/---
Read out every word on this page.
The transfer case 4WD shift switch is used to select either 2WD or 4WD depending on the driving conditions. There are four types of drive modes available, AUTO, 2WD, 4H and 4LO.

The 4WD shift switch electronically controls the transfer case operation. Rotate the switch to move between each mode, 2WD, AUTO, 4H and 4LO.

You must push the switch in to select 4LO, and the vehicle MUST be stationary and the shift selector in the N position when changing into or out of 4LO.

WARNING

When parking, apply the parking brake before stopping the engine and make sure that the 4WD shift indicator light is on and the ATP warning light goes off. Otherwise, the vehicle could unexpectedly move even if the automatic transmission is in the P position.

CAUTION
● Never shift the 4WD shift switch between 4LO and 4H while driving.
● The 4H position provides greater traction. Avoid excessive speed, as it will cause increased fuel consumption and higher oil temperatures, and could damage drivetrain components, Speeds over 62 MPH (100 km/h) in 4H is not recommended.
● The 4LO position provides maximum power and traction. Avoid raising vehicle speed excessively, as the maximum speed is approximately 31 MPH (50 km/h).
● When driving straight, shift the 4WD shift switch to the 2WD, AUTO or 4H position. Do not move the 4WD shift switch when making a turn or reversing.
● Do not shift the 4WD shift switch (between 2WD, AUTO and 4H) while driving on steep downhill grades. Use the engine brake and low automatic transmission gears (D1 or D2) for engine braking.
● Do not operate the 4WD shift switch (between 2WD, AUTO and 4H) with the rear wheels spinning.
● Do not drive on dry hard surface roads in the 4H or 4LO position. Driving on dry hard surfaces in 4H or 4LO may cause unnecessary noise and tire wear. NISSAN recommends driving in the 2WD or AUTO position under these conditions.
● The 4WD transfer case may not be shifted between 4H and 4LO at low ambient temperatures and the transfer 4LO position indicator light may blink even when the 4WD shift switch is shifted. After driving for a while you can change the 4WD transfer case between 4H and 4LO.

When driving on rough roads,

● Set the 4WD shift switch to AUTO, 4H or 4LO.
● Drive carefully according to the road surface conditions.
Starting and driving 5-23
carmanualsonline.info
\---
• **AIM**
Isolate each line of the listing above that includes "provides". Copy it.

• **TASK ANSWER**
● The 4H position provides greater traction. Avoid excessive speed, as it will cause increased fuel consumption and higher oil temperatures, and could damage drivetrain components, Speeds over 62 MPH (100 km/h) in 4H is not recommended.
● The 4LO position provides maximum power and traction. Avoid raising vehicle speed excessively, as the maximum speed is approximately 31 MPH (50 km/h).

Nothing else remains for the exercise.